**SUPPLIED INFORMATION**:

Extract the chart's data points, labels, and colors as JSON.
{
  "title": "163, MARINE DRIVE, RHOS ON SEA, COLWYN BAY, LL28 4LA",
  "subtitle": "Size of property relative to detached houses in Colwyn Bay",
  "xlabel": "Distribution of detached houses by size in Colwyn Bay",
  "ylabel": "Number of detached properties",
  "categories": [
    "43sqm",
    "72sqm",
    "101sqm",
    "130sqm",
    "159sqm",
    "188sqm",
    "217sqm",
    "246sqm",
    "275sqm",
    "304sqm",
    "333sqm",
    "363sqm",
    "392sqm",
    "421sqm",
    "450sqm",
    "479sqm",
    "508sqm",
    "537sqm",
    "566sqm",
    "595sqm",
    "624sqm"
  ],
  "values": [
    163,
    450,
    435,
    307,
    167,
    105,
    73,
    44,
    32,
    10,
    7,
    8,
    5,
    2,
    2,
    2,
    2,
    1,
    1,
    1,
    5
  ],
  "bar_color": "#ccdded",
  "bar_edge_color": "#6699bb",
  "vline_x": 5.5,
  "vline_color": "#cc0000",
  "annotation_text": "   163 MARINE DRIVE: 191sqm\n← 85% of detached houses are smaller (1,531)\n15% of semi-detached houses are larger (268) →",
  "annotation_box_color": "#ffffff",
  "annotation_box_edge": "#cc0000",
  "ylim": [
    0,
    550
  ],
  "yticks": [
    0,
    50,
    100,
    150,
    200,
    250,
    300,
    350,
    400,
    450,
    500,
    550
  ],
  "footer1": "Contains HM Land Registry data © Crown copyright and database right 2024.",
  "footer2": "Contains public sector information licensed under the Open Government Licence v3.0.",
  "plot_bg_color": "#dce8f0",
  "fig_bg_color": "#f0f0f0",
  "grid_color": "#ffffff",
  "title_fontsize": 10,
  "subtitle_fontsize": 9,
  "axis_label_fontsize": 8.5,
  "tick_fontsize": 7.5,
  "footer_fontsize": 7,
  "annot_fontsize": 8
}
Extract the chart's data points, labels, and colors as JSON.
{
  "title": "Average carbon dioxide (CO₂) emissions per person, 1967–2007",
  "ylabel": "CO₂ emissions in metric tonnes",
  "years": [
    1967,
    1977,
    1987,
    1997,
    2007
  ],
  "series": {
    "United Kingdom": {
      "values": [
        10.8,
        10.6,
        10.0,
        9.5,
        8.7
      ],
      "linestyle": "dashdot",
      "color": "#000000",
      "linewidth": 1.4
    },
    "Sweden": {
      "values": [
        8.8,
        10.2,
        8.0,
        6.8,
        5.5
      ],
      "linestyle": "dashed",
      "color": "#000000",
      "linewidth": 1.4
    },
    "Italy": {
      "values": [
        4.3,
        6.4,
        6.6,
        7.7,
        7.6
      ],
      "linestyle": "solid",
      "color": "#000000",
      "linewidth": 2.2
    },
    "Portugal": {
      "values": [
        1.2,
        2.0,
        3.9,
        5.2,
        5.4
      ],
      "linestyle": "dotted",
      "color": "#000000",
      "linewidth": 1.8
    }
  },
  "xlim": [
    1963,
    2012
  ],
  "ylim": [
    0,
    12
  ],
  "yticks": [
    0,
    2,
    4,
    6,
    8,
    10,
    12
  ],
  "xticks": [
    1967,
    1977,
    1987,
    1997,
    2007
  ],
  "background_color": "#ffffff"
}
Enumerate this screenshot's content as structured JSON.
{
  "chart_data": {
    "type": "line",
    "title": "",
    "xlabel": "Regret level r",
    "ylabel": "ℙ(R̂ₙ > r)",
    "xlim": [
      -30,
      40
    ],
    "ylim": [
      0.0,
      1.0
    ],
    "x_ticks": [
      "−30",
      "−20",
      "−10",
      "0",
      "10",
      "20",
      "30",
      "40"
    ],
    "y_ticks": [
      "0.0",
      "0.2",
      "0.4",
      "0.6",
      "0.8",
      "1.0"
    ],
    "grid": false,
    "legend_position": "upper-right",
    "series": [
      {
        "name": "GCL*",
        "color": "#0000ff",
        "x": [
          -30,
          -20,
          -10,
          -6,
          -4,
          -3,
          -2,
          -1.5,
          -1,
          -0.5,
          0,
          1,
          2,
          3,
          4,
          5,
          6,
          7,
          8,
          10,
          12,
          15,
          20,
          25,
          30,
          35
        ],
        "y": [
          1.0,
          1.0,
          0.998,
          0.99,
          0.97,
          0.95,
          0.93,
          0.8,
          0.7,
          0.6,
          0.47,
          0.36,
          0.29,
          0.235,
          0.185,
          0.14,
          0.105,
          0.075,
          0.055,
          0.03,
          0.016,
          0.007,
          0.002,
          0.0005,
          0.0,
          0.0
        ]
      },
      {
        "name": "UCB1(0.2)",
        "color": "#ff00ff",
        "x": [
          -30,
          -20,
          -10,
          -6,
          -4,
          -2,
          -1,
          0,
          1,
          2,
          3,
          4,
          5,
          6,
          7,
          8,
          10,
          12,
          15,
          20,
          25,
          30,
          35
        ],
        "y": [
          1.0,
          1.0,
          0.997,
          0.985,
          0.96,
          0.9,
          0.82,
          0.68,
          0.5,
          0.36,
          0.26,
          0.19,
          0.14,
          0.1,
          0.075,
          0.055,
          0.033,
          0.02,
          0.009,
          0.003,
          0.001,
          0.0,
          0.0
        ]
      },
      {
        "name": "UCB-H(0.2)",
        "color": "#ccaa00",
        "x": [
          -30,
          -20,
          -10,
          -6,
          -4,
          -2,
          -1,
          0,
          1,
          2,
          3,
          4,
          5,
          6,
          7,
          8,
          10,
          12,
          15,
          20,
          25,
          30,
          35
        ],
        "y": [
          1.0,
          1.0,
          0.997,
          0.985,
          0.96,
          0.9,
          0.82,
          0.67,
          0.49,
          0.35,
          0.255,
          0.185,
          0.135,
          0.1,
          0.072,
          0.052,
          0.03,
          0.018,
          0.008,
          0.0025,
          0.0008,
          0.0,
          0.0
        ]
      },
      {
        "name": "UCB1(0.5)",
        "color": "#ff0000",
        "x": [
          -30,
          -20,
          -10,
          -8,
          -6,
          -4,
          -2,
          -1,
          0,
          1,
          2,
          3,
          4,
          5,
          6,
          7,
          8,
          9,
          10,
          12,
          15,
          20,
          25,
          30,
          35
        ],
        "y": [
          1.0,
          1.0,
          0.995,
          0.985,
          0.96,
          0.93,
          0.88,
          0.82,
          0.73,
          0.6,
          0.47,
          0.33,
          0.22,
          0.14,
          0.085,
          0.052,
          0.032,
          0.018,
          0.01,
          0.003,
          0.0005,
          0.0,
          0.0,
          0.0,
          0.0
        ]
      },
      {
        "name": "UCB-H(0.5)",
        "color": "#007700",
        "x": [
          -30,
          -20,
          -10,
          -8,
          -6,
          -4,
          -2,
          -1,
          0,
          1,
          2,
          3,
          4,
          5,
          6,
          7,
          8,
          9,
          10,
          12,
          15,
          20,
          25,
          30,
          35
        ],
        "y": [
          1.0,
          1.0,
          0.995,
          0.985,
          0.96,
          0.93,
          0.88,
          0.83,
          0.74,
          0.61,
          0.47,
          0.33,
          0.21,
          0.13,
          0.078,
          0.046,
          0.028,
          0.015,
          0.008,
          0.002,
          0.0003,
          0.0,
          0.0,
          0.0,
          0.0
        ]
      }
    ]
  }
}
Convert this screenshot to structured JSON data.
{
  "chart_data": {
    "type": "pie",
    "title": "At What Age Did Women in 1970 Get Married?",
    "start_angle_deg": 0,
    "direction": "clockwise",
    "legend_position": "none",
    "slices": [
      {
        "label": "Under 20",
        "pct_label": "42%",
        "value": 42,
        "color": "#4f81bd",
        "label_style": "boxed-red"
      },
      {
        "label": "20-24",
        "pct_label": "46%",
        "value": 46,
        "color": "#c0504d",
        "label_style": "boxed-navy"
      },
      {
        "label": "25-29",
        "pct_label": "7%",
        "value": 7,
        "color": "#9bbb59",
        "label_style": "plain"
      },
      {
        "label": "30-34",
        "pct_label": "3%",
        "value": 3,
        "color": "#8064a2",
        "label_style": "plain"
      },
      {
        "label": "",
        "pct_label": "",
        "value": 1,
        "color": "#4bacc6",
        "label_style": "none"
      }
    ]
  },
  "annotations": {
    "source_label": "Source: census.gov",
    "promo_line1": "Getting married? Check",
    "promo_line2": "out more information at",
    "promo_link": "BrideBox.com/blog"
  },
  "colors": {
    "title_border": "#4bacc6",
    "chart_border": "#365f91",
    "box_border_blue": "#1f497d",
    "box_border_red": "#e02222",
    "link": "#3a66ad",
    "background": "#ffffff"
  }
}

**TASK TO COMPLETE**:
Count the lines of the data that contain the string "Contains", and reply with that number alone.

**TASK OUTPUT**:
2